### Available data
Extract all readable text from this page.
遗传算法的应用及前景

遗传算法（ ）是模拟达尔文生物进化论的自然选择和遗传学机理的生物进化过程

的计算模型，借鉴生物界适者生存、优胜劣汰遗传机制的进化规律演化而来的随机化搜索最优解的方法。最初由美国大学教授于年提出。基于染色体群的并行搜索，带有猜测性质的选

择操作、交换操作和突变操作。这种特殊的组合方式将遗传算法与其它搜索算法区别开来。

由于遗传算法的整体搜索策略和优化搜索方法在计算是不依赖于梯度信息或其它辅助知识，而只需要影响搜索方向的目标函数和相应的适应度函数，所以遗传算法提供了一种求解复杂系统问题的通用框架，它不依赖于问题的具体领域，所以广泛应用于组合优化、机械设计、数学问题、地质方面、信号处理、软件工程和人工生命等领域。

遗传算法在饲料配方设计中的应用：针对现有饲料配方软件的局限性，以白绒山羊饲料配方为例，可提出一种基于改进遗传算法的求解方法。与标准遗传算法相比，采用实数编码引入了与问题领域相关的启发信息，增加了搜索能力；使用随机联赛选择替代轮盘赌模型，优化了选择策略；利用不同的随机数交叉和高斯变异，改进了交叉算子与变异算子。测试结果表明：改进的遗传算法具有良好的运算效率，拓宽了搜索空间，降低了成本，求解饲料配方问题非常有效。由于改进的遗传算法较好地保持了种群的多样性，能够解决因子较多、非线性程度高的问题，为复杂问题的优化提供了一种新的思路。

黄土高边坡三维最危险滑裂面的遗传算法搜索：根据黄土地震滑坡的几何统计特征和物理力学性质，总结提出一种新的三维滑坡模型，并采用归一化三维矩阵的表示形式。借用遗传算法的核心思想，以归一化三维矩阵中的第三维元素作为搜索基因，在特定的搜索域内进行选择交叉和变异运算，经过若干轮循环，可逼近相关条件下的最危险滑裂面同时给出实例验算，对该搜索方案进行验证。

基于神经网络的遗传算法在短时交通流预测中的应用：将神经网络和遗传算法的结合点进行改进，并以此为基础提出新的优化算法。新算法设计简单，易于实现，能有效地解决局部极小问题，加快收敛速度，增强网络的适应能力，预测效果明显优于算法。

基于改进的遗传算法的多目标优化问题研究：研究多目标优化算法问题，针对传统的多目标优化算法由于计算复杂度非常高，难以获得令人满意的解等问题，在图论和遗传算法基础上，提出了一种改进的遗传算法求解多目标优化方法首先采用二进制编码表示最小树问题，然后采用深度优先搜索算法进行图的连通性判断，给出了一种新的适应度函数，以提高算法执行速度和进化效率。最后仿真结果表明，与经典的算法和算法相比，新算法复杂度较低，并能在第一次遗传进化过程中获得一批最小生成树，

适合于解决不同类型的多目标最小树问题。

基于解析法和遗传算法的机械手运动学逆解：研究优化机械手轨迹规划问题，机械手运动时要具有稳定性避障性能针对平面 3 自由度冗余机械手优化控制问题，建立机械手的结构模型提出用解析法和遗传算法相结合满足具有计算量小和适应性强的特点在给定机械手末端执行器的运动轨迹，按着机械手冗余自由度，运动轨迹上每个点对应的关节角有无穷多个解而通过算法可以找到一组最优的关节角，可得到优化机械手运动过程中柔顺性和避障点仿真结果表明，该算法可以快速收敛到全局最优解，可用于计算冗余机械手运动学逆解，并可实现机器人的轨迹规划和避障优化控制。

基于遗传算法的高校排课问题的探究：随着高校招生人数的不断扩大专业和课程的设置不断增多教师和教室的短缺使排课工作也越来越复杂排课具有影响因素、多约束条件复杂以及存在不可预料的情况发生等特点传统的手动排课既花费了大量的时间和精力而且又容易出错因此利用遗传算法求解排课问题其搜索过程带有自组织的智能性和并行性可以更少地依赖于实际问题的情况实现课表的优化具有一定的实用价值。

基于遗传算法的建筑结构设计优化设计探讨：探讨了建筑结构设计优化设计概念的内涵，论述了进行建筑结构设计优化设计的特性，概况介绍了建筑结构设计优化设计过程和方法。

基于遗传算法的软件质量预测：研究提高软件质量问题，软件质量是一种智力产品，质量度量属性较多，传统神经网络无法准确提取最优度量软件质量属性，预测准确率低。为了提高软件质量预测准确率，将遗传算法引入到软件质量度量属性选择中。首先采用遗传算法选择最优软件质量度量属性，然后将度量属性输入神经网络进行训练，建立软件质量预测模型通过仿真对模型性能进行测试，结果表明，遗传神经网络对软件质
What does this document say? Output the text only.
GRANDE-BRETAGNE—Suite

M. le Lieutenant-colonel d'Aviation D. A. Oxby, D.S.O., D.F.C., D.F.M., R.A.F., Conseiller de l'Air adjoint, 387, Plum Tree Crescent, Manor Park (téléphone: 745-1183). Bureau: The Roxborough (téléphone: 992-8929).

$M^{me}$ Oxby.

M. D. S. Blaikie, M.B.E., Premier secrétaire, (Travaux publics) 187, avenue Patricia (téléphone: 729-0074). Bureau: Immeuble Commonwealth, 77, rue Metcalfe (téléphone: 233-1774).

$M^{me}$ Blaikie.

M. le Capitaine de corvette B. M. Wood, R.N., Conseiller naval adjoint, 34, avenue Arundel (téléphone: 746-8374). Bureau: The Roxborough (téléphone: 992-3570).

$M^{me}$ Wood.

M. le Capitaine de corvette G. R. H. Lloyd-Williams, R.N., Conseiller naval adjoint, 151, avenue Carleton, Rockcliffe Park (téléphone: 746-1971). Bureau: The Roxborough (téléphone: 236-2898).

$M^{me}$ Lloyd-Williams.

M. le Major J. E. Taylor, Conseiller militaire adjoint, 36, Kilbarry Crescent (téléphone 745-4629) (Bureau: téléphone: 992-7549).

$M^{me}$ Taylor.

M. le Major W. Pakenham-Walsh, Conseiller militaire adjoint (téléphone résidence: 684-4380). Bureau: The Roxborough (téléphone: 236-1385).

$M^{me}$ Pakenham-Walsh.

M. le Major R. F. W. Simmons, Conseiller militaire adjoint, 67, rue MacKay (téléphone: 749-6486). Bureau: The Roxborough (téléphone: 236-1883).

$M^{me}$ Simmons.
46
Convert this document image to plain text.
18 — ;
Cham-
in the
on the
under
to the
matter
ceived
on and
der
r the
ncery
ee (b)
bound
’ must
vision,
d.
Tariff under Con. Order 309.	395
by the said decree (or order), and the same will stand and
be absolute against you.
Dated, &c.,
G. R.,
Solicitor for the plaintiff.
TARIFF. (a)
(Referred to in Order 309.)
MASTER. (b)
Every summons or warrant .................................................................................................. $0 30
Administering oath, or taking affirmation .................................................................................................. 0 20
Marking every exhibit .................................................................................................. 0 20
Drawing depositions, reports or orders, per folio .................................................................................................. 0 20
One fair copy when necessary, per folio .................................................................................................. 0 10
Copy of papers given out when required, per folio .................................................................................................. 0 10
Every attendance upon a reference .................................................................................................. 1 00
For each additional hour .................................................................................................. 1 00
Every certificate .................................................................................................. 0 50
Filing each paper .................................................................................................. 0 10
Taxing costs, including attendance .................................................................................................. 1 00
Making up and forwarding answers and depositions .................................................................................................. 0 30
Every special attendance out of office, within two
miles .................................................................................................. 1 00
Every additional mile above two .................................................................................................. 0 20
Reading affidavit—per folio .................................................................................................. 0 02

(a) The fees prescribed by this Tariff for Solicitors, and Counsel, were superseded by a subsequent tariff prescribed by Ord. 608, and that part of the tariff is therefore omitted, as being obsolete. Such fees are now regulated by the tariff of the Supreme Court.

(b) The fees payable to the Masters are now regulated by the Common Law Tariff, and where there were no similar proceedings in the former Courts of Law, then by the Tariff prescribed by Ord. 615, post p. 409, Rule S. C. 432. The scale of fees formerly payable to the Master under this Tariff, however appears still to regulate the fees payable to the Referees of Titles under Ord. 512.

### What to produce
Write out the whole listing again, exactly as it stands.

### Response to the task
Extract all readable text from this page.
遗传算法的应用及前景

遗传算法（ ）是模拟达尔文生物进化论的自然选择和遗传学机理的生物进化过程

的计算模型，借鉴生物界适者生存、优胜劣汰遗传机制的进化规律演化而来的随机化搜索最优解的方法。最初由美国大学教授于年提出。基于染色体群的并行搜索，带有猜测性质的选

择操作、交换操作和突变操作。这种特殊的组合方式将遗传算法与其它搜索算法区别开来。

由于遗传算法的整体搜索策略和优化搜索方法在计算是不依赖于梯度信息或其它辅助知识，而只需要影响搜索方向的目标函数和相应的适应度函数，所以遗传算法提供了一种求解复杂系统问题的通用框架，它不依赖于问题的具体领域，所以广泛应用于组合优化、机械设计、数学问题、地质方面、信号处理、软件工程和人工生命等领域。

遗传算法在饲料配方设计中的应用：针对现有饲料配方软件的局限性，以白绒山羊饲料配方为例，可提出一种基于改进遗传算法的求解方法。与标准遗传算法相比，采用实数编码引入了与问题领域相关的启发信息，增加了搜索能力；使用随机联赛选择替代轮盘赌模型，优化了选择策略；利用不同的随机数交叉和高斯变异，改进了交叉算子与变异算子。测试结果表明：改进的遗传算法具有良好的运算效率，拓宽了搜索空间，降低了成本，求解饲料配方问题非常有效。由于改进的遗传算法较好地保持了种群的多样性，能够解决因子较多、非线性程度高的问题，为复杂问题的优化提供了一种新的思路。

黄土高边坡三维最危险滑裂面的遗传算法搜索：根据黄土地震滑坡的几何统计特征和物理力学性质，总结提出一种新的三维滑坡模型，并采用归一化三维矩阵的表示形式。借用遗传算法的核心思想，以归一化三维矩阵中的第三维元素作为搜索基因，在特定的搜索域内进行选择交叉和变异运算，经过若干轮循环，可逼近相关条件下的最危险滑裂面同时给出实例验算，对该搜索方案进行验证。

基于神经网络的遗传算法在短时交通流预测中的应用：将神经网络和遗传算法的结合点进行改进，并以此为基础提出新的优化算法。新算法设计简单，易于实现，能有效地解决局部极小问题，加快收敛速度，增强网络的适应能力，预测效果明显优于算法。

基于改进的遗传算法的多目标优化问题研究：研究多目标优化算法问题，针对传统的多目标优化算法由于计算复杂度非常高，难以获得令人满意的解等问题，在图论和遗传算法基础上，提出了一种改进的遗传算法求解多目标优化方法首先采用二进制编码表示最小树问题，然后采用深度优先搜索算法进行图的连通性判断，给出了一种新的适应度函数，以提高算法执行速度和进化效率。最后仿真结果表明，与经典的算法和算法相比，新算法复杂度较低，并能在第一次遗传进化过程中获得一批最小生成树，

适合于解决不同类型的多目标最小树问题。

基于解析法和遗传算法的机械手运动学逆解：研究优化机械手轨迹规划问题，机械手运动时要具有稳定性避障性能针对平面 3 自由度冗余机械手优化控制问题，建立机械手的结构模型提出用解析法和遗传算法相结合满足具有计算量小和适应性强的特点在给定机械手末端执行器的运动轨迹，按着机械手冗余自由度，运动轨迹上每个点对应的关节角有无穷多个解而通过算法可以找到一组最优的关节角，可得到优化机械手运动过程中柔顺性和避障点仿真结果表明，该算法可以快速收敛到全局最优解，可用于计算冗余机械手运动学逆解，并可实现机器人的轨迹规划和避障优化控制。

基于遗传算法的高校排课问题的探究：随着高校招生人数的不断扩大专业和课程的设置不断增多教师和教室的短缺使排课工作也越来越复杂排课具有影响因素、多约束条件复杂以及存在不可预料的情况发生等特点传统的手动排课既花费了大量的时间和精力而且又容易出错因此利用遗传算法求解排课问题其搜索过程带有自组织的智能性和并行性可以更少地依赖于实际问题的情况实现课表的优化具有一定的实用价值。

基于遗传算法的建筑结构设计优化设计探讨：探讨了建筑结构设计优化设计概念的内涵，论述了进行建筑结构设计优化设计的特性，概况介绍了建筑结构设计优化设计过程和方法。

基于遗传算法的软件质量预测：研究提高软件质量问题，软件质量是一种智力产品，质量度量属性较多，传统神经网络无法准确提取最优度量软件质量属性，预测准确率低。为了提高软件质量预测准确率，将遗传算法引入到软件质量度量属性选择中。首先采用遗传算法选择最优软件质量度量属性，然后将度量属性输入神经网络进行训练，建立软件质量预测模型通过仿真对模型性能进行测试，结果表明，遗传神经网络对软件质
What does this document say? Output the text only.
GRANDE-BRETAGNE—Suite

M. le Lieutenant-colonel d'Aviation D. A. Oxby, D.S.O., D.F.C., D.F.M., R.A.F., Conseiller de l'Air adjoint, 387, Plum Tree Crescent, Manor Park (téléphone: 745-1183). Bureau: The Roxborough (téléphone: 992-8929).

$M^{me}$ Oxby.

M. D. S. Blaikie, M.B.E., Premier secrétaire, (Travaux publics) 187, avenue Patricia (téléphone: 729-0074). Bureau: Immeuble Commonwealth, 77, rue Metcalfe (téléphone: 233-1774).

$M^{me}$ Blaikie.

M. le Capitaine de corvette B. M. Wood, R.N., Conseiller naval adjoint, 34, avenue Arundel (téléphone: 746-8374). Bureau: The Roxborough (téléphone: 992-3570).

$M^{me}$ Wood.

M. le Capitaine de corvette G. R. H. Lloyd-Williams, R.N., Conseiller naval adjoint, 151, avenue Carleton, Rockcliffe Park (téléphone: 746-1971). Bureau: The Roxborough (téléphone: 236-2898).

$M^{me}$ Lloyd-Williams.

M. le Major J. E. Taylor, Conseiller militaire adjoint, 36, Kilbarry Crescent (téléphone 745-4629) (Bureau: téléphone: 992-7549).

$M^{me}$ Taylor.

M. le Major W. Pakenham-Walsh, Conseiller militaire adjoint (téléphone résidence: 684-4380). Bureau: The Roxborough (téléphone: 236-1385).

$M^{me}$ Pakenham-Walsh.

M. le Major R. F. W. Simmons, Conseiller militaire adjoint, 67, rue MacKay (téléphone: 749-6486). Bureau: The Roxborough (téléphone: 236-1883).

$M^{me}$ Simmons.
46
Convert this document image to plain text.
18 — ;
Cham-
in the
on the
under
to the
matter
ceived
on and
der
r the
ncery
ee (b)
bound
’ must
vision,
d.
Tariff under Con. Order 309.	395
by the said decree (or order), and the same will stand and
be absolute against you.
Dated, &c.,
G. R.,
Solicitor for the plaintiff.
TARIFF. (a)
(Referred to in Order 309.)
MASTER. (b)
Every summons or warrant .................................................................................................. $0 30
Administering oath, or taking affirmation .................................................................................................. 0 20
Marking every exhibit .................................................................................................. 0 20
Drawing depositions, reports or orders, per folio .................................................................................................. 0 20
One fair copy when necessary, per folio .................................................................................................. 0 10
Copy of papers given out when required, per folio .................................................................................................. 0 10
Every attendance upon a reference .................................................................................................. 1 00
For each additional hour .................................................................................................. 1 00
Every certificate .................................................................................................. 0 50
Filing each paper .................................................................................................. 0 10
Taxing costs, including attendance .................................................................................................. 1 00
Making up and forwarding answers and depositions .................................................................................................. 0 30
Every special attendance out of office, within two
miles .................................................................................................. 1 00
Every additional mile above two .................................................................................................. 0 20
Reading affidavit—per folio .................................................................................................. 0 02

(a) The fees prescribed by this Tariff for Solicitors, and Counsel, were superseded by a subsequent tariff prescribed by Ord. 608, and that part of the tariff is therefore omitted, as being obsolete. Such fees are now regulated by the tariff of the Supreme Court.

(b) The fees payable to the Masters are now regulated by the Common Law Tariff, and where there were no similar proceedings in the former Courts of Law, then by the Tariff prescribed by Ord. 615, post p. 409, Rule S. C. 432. The scale of fees formerly payable to the Master under this Tariff, however appears still to regulate the fees payable to the Referees of Titles under Ord. 512.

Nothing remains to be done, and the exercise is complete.